_TO DO_:
Type out the material below exactly.

_AVAILABLE DATA_:
========================================================================
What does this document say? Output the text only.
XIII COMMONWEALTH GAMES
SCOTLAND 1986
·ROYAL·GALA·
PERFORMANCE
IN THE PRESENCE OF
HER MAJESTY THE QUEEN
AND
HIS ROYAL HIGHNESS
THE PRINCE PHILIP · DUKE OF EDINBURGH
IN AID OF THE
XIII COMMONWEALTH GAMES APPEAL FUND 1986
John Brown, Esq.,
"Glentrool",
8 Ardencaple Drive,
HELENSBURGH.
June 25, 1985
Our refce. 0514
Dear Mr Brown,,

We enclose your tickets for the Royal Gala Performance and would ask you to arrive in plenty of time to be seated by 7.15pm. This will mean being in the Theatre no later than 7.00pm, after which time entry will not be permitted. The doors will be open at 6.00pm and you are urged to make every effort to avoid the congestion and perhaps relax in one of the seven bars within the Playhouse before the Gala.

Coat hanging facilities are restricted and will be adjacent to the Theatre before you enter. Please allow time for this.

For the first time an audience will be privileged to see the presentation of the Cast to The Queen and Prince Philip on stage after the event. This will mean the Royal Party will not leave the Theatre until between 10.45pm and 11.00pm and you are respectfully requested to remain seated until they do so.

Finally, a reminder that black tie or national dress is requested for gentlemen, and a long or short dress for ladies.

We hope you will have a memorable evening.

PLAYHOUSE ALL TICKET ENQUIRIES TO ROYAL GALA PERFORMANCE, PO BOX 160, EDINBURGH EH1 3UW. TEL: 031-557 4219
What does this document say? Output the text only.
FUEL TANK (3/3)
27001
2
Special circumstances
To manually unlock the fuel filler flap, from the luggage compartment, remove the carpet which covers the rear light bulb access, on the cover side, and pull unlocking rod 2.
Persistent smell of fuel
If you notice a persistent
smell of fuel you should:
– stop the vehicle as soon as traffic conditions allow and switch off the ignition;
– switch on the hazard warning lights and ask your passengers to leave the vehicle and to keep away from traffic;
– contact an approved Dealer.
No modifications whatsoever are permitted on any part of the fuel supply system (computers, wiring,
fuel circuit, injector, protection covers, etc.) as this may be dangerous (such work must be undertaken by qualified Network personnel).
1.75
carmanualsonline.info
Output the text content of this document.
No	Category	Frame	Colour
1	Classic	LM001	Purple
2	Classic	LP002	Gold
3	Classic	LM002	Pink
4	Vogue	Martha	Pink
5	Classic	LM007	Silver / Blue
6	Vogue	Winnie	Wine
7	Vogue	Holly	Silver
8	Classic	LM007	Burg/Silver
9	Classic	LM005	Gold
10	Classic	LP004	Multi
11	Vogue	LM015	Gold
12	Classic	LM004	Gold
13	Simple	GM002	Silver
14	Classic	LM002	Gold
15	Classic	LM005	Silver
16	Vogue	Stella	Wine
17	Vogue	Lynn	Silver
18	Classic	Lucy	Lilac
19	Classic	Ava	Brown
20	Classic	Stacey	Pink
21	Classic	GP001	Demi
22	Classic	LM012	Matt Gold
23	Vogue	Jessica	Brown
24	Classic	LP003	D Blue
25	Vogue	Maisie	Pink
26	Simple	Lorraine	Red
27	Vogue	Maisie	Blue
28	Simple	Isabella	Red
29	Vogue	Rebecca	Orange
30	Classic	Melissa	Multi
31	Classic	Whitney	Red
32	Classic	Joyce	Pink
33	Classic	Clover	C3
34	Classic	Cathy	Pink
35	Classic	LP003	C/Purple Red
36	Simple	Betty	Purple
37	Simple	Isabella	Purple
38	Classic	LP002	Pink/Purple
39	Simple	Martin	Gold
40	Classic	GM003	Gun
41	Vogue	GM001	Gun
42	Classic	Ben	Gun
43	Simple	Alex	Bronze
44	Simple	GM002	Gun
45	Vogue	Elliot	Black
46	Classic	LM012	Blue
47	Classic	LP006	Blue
========================================================================
_TASK OUTPUT_:
What does this document say? Output the text only.
XIII COMMONWEALTH GAMES
SCOTLAND 1986
·ROYAL·GALA·
PERFORMANCE
IN THE PRESENCE OF
HER MAJESTY THE QUEEN
AND
HIS ROYAL HIGHNESS
THE PRINCE PHILIP · DUKE OF EDINBURGH
IN AID OF THE
XIII COMMONWEALTH GAMES APPEAL FUND 1986
John Brown, Esq.,
"Glentrool",
8 Ardencaple Drive,
HELENSBURGH.
June 25, 1985
Our refce. 0514
Dear Mr Brown,,

We enclose your tickets for the Royal Gala Performance and would ask you to arrive in plenty of time to be seated by 7.15pm. This will mean being in the Theatre no later than 7.00pm, after which time entry will not be permitted. The doors will be open at 6.00pm and you are urged to make every effort to avoid the congestion and perhaps relax in one of the seven bars within the Playhouse before the Gala.

Coat hanging facilities are restricted and will be adjacent to the Theatre before you enter. Please allow time for this.

For the first time an audience will be privileged to see the presentation of the Cast to The Queen and Prince Philip on stage after the event. This will mean the Royal Party will not leave the Theatre until between 10.45pm and 11.00pm and you are respectfully requested to remain seated until they do so.

Finally, a reminder that black tie or national dress is requested for gentlemen, and a long or short dress for ladies.

We hope you will have a memorable evening.

PLAYHOUSE ALL TICKET ENQUIRIES TO ROYAL GALA PERFORMANCE, PO BOX 160, EDINBURGH EH1 3UW. TEL: 031-557 4219
What does this document say? Output the text only.
FUEL TANK (3/3)
27001
2
Special circumstances
To manually unlock the fuel filler flap, from the luggage compartment, remove the carpet which covers the rear light bulb access, on the cover side, and pull unlocking rod 2.
Persistent smell of fuel
If you notice a persistent
smell of fuel you should:
– stop the vehicle as soon as traffic conditions allow and switch off the ignition;
– switch on the hazard warning lights and ask your passengers to leave the vehicle and to keep away from traffic;
– contact an approved Dealer.
No modifications whatsoever are permitted on any part of the fuel supply system (computers, wiring,
fuel circuit, injector, protection covers, etc.) as this may be dangerous (such work must be undertaken by qualified Network personnel).
1.75
carmanualsonline.info
Output the text content of this document.
No	Category	Frame	Colour
1	Classic	LM001	Purple
2	Classic	LP002	Gold
3	Classic	LM002	Pink
4	Vogue	Martha	Pink
5	Classic	LM007	Silver / Blue
6	Vogue	Winnie	Wine
7	Vogue	Holly	Silver
8	Classic	LM007	Burg/Silver
9	Classic	LM005	Gold
10	Classic	LP004	Multi
11	Vogue	LM015	Gold
12	Classic	LM004	Gold
13	Simple	GM002	Silver
14	Classic	LM002	Gold
15	Classic	LM005	Silver
16	Vogue	Stella	Wine
17	Vogue	Lynn	Silver
18	Classic	Lucy	Lilac
19	Classic	Ava	Brown
20	Classic	Stacey	Pink
21	Classic	GP001	Demi
22	Classic	LM012	Matt Gold
23	Vogue	Jessica	Brown
24	Classic	LP003	D Blue
25	Vogue	Maisie	Pink
26	Simple	Lorraine	Red
27	Vogue	Maisie	Blue
28	Simple	Isabella	Red
29	Vogue	Rebecca	Orange
30	Classic	Melissa	Multi
31	Classic	Whitney	Red
32	Classic	Joyce	Pink
33	Classic	Clover	C3
34	Classic	Cathy	Pink
35	Classic	LP003	C/Purple Red
36	Simple	Betty	Purple
37	Simple	Isabella	Purple
38	Classic	LP002	Pink/Purple
39	Simple	Martin	Gold
40	Classic	GM003	Gun
41	Vogue	GM001	Gun
42	Classic	Ben	Gun
43	Simple	Alex	Bronze
44	Simple	GM002	Gun
45	Vogue	Elliot	Black
46	Classic	LM012	Blue
47	Classic	LP006	Blue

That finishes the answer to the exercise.